--- The problem ---
Your task is to print all of the material verbatim.

Dataset entries:

»»

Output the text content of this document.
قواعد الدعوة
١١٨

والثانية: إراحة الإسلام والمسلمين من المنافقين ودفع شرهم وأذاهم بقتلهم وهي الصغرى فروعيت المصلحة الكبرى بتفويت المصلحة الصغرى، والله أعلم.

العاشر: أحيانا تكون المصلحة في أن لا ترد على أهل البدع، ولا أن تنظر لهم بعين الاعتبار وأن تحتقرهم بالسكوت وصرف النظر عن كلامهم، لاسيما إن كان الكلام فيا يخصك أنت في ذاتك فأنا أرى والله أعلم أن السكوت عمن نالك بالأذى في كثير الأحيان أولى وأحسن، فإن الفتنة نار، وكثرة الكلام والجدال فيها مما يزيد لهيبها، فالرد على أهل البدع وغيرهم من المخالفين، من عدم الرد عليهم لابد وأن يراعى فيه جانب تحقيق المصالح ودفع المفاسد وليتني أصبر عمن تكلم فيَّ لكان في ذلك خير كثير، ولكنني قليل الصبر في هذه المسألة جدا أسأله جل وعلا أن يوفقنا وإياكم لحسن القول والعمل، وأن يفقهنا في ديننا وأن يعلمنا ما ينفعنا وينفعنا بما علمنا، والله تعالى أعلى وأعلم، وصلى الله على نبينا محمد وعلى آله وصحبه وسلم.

««

--- Result of this exercise ---
Output the text content of this document.
قواعد الدعوة
١١٨

والثانية: إراحة الإسلام والمسلمين من المنافقين ودفع شرهم وأذاهم بقتلهم وهي الصغرى فروعيت المصلحة الكبرى بتفويت المصلحة الصغرى، والله أعلم.

العاشر: أحيانا تكون المصلحة في أن لا ترد على أهل البدع، ولا أن تنظر لهم بعين الاعتبار وأن تحتقرهم بالسكوت وصرف النظر عن كلامهم، لاسيما إن كان الكلام فيا يخصك أنت في ذاتك فأنا أرى والله أعلم أن السكوت عمن نالك بالأذى في كثير الأحيان أولى وأحسن، فإن الفتنة نار، وكثرة الكلام والجدال فيها مما يزيد لهيبها، فالرد على أهل البدع وغيرهم من المخالفين، من عدم الرد عليهم لابد وأن يراعى فيه جانب تحقيق المصالح ودفع المفاسد وليتني أصبر عمن تكلم فيَّ لكان في ذلك خير كثير، ولكنني قليل الصبر في هذه المسألة جدا أسأله جل وعلا أن يوفقنا وإياكم لحسن القول والعمل، وأن يفقهنا في ديننا وأن يعلمنا ما ينفعنا وينفعنا بما علمنا، والله تعالى أعلى وأعلم، وصلى الله على نبينا محمد وعلى آله وصحبه وسلم.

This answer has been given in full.